▶ **Written task**
Print the items from the first line up to and including the line with "nav-messages[interactable]: 消息 <box>1652". Leave every line unchanged.

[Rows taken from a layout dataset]
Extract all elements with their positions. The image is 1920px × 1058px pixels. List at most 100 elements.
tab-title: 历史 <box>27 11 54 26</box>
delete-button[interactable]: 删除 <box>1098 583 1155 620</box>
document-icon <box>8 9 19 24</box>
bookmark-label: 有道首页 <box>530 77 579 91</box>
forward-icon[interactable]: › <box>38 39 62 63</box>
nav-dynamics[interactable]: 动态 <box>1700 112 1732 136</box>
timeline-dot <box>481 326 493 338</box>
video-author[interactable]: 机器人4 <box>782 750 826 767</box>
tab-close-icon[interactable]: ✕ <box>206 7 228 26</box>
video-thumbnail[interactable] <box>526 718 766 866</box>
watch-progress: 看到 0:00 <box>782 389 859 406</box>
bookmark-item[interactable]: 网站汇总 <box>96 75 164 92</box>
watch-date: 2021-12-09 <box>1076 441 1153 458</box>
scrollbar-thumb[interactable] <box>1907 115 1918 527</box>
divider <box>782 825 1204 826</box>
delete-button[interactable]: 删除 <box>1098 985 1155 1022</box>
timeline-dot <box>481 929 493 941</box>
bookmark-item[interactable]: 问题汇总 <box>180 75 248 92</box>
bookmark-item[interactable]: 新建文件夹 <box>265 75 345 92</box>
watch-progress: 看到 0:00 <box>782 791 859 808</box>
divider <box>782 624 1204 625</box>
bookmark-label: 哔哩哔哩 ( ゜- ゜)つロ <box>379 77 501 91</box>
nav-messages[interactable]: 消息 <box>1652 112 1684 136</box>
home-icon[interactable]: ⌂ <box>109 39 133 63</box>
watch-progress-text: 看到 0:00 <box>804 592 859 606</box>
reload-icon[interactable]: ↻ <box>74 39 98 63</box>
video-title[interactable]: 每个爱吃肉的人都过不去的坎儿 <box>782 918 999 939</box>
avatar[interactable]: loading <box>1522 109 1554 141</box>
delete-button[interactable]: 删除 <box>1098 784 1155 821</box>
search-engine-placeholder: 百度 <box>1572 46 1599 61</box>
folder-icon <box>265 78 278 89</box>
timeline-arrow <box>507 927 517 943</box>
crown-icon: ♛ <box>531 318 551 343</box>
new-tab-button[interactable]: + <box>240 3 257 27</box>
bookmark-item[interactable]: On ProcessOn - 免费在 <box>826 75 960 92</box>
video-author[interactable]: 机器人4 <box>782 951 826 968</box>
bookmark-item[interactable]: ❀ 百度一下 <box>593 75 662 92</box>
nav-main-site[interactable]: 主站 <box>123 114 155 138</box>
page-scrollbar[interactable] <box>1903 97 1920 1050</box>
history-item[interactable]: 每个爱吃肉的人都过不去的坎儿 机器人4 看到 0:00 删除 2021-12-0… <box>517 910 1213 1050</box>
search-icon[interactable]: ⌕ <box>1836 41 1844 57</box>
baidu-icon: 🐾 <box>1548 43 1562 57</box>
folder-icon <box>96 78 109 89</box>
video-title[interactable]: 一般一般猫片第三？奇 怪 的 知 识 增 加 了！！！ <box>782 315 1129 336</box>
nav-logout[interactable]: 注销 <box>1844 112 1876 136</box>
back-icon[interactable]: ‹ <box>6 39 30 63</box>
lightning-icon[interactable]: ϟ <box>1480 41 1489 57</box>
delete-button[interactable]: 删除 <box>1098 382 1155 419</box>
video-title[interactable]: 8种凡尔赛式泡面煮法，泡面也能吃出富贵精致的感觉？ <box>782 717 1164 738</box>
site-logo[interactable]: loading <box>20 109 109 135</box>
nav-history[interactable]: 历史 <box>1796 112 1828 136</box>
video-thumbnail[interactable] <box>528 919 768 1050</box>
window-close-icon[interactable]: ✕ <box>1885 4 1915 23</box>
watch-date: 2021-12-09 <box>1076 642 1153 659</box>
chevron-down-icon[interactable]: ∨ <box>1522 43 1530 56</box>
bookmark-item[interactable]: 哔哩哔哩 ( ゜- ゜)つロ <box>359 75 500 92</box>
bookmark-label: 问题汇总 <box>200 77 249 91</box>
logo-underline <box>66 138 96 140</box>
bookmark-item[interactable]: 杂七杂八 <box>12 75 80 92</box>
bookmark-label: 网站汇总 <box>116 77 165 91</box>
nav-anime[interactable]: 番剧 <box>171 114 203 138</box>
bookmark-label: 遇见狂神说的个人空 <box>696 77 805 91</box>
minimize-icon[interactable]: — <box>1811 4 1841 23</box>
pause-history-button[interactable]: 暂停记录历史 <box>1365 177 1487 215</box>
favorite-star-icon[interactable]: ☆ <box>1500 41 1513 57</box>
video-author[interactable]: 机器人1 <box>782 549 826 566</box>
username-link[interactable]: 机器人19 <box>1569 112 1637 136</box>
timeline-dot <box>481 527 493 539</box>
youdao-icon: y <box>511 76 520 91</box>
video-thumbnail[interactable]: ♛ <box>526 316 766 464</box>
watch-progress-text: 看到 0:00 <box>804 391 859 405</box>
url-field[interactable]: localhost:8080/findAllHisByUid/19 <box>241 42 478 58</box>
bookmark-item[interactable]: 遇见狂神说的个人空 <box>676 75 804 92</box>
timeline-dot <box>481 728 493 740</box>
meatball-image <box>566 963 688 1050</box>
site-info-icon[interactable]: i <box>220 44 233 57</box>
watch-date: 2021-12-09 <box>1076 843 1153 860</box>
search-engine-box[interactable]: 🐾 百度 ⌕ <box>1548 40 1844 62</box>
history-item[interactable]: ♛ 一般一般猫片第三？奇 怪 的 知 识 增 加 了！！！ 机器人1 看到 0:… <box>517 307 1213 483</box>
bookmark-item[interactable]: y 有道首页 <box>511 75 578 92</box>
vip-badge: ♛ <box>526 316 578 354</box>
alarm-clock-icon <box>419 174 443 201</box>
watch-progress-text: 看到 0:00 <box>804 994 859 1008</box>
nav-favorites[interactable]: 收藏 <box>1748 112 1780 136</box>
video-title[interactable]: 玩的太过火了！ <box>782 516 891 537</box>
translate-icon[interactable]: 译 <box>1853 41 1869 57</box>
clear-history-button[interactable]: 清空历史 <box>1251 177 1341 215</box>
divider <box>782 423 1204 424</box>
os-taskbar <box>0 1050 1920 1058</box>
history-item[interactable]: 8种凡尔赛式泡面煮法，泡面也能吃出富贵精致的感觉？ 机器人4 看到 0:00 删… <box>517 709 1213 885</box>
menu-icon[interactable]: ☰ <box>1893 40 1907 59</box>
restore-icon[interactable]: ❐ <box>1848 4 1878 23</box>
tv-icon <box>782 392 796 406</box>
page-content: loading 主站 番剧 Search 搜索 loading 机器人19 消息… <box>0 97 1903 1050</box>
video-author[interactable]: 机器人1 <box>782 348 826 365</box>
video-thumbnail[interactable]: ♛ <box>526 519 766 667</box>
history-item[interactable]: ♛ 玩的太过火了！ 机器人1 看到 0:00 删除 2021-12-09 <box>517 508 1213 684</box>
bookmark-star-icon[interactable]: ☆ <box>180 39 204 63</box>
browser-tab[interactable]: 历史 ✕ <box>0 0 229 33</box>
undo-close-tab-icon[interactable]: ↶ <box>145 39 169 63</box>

▶ **Result for this exercise**
Extract all elements with their positions. The image is 1920px × 1058px pixels. List at most 100 elements.
tab-title: 历史 <box>27 11 54 26</box>
delete-button[interactable]: 删除 <box>1098 583 1155 620</box>
document-icon <box>8 9 19 24</box>
bookmark-label: 有道首页 <box>530 77 579 91</box>
forward-icon[interactable]: › <box>38 39 62 63</box>
nav-dynamics[interactable]: 动态 <box>1700 112 1732 136</box>
timeline-dot <box>481 326 493 338</box>
video-author[interactable]: 机器人4 <box>782 750 826 767</box>
tab-close-icon[interactable]: ✕ <box>206 7 228 26</box>
video-thumbnail[interactable] <box>526 718 766 866</box>
watch-progress: 看到 0:00 <box>782 389 859 406</box>
bookmark-item[interactable]: 网站汇总 <box>96 75 164 92</box>
watch-date: 2021-12-09 <box>1076 441 1153 458</box>
scrollbar-thumb[interactable] <box>1907 115 1918 527</box>
divider <box>782 825 1204 826</box>
delete-button[interactable]: 删除 <box>1098 985 1155 1022</box>
timeline-dot <box>481 929 493 941</box>
bookmark-item[interactable]: 问题汇总 <box>180 75 248 92</box>
bookmark-item[interactable]: 新建文件夹 <box>265 75 345 92</box>
watch-progress: 看到 0:00 <box>782 791 859 808</box>
divider <box>782 624 1204 625</box>
bookmark-label: 哔哩哔哩 ( ゜- ゜)つロ <box>379 77 501 91</box>
nav-messages[interactable]: 消息 <box>1652 112 1684 136</box>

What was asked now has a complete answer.